■ **Given data**:
--- begin ---

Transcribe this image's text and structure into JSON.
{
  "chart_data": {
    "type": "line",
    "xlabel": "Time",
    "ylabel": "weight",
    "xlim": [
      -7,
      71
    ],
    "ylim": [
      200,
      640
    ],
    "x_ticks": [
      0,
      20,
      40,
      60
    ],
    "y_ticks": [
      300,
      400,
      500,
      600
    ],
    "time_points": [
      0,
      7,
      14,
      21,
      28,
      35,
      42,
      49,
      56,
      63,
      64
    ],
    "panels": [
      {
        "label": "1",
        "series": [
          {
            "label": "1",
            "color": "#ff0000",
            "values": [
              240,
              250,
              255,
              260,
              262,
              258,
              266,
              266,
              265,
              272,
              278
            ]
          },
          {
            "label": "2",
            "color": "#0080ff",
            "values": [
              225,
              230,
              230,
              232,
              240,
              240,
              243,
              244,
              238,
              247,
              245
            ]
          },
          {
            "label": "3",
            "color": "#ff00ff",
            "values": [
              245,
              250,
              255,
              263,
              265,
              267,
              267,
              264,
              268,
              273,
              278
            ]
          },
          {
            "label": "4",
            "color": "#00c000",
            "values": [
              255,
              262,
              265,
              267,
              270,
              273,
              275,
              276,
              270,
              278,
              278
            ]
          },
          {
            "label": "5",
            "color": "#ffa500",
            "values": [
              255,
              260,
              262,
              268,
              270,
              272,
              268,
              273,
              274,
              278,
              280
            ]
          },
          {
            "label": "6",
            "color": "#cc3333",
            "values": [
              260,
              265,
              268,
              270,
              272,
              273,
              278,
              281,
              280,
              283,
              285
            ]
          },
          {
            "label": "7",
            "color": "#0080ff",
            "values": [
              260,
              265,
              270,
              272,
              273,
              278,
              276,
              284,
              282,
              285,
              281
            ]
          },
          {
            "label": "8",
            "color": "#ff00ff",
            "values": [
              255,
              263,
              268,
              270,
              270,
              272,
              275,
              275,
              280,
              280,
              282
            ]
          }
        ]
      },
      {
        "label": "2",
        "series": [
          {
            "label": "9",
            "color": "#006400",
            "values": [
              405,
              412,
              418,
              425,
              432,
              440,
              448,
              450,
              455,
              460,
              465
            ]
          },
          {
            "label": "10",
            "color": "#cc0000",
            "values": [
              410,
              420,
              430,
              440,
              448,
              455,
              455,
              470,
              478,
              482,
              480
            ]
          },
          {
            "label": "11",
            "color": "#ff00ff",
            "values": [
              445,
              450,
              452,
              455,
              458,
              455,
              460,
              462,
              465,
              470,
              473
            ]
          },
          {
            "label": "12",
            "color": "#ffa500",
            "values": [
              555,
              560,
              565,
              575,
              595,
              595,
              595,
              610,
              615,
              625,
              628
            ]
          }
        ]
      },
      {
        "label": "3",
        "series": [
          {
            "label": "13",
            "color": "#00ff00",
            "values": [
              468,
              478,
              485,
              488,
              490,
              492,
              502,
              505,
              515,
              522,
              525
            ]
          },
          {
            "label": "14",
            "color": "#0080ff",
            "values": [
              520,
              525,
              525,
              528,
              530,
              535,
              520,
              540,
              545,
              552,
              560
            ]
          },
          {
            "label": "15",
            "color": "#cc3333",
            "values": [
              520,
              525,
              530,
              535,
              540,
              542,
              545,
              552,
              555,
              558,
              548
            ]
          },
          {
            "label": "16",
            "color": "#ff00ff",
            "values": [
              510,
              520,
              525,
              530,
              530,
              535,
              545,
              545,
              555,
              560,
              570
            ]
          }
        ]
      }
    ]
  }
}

--- end ---

■ **Problem description**: Print the records once more, exactly as they were given.

■ **Solved problem**:
Transcribe this image's text and structure into JSON.
{
  "chart_data": {
    "type": "line",
    "xlabel": "Time",
    "ylabel": "weight",
    "xlim": [
      -7,
      71
    ],
    "ylim": [
      200,
      640
    ],
    "x_ticks": [
      0,
      20,
      40,
      60
    ],
    "y_ticks": [
      300,
      400,
      500,
      600
    ],
    "time_points": [
      0,
      7,
      14,
      21,
      28,
      35,
      42,
      49,
      56,
      63,
      64
    ],
    "panels": [
      {
        "label": "1",
        "series": [
          {
            "label": "1",
            "color": "#ff0000",
            "values": [
              240,
              250,
              255,
              260,
              262,
              258,
              266,
              266,
              265,
              272,
              278
            ]
          },
          {
            "label": "2",
            "color": "#0080ff",
            "values": [
              225,
              230,
              230,
              232,
              240,
              240,
              243,
              244,
              238,
              247,
              245
            ]
          },
          {
            "label": "3",
            "color": "#ff00ff",
            "values": [
              245,
              250,
              255,
              263,
              265,
              267,
              267,
              264,
              268,
              273,
              278
            ]
          },
          {
            "label": "4",
            "color": "#00c000",
            "values": [
              255,
              262,
              265,
              267,
              270,
              273,
              275,
              276,
              270,
              278,
              278
            ]
          },
          {
            "label": "5",
            "color": "#ffa500",
            "values": [
              255,
              260,
              262,
              268,
              270,
              272,
              268,
              273,
              274,
              278,
              280
            ]
          },
          {
            "label": "6",
            "color": "#cc3333",
            "values": [
              260,
              265,
              268,
              270,
              272,
              273,
              278,
              281,
              280,
              283,
              285
            ]
          },
          {
            "label": "7",
            "color": "#0080ff",
            "values": [
              260,
              265,
              270,
              272,
              273,
              278,
              276,
              284,
              282,
              285,
              281
            ]
          },
          {
            "label": "8",
            "color": "#ff00ff",
            "values": [
              255,
              263,
              268,
              270,
              270,
              272,
              275,
              275,
              280,
              280,
              282
            ]
          }
        ]
      },
      {
        "label": "2",
        "series": [
          {
            "label": "9",
            "color": "#006400",
            "values": [
              405,
              412,
              418,
              425,
              432,
              440,
              448,
              450,
              455,
              460,
              465
            ]
          },
          {
            "label": "10",
            "color": "#cc0000",
            "values": [
              410,
              420,
              430,
              440,
              448,
              455,
              455,
              470,
              478,
              482,
              480
            ]
          },
          {
            "label": "11",
            "color": "#ff00ff",
            "values": [
              445,
              450,
              452,
              455,
              458,
              455,
              460,
              462,
              465,
              470,
              473
            ]
          },
          {
            "label": "12",
            "color": "#ffa500",
            "values": [
              555,
              560,
              565,
              575,
              595,
              595,
              595,
              610,
              615,
              625,
              628
            ]
          }
        ]
      },
      {
        "label": "3",
        "series": [
          {
            "label": "13",
            "color": "#00ff00",
            "values": [
              468,
              478,
              485,
              488,
              490,
              492,
              502,
              505,
              515,
              522,
              525
            ]
          },
          {
            "label": "14",
            "color": "#0080ff",
            "values": [
              520,
              525,
              525,
              528,
              530,
              535,
              520,
              540,
              545,
              552,
              560
            ]
          },
          {
            "label": "15",
            "color": "#cc3333",
            "values": [
              520,
              525,
              530,
              535,
              540,
              542,
              545,
              552,
              555,
              558,
              548
            ]
          },
          {
            "label": "16",
            "color": "#ff00ff",
            "values": [
              510,
              520,
              525,
              530,
              530,
              535,
              545,
              545,
              555,
              560,
              570
            ]
          }
        ]
      }
    ]
  }
}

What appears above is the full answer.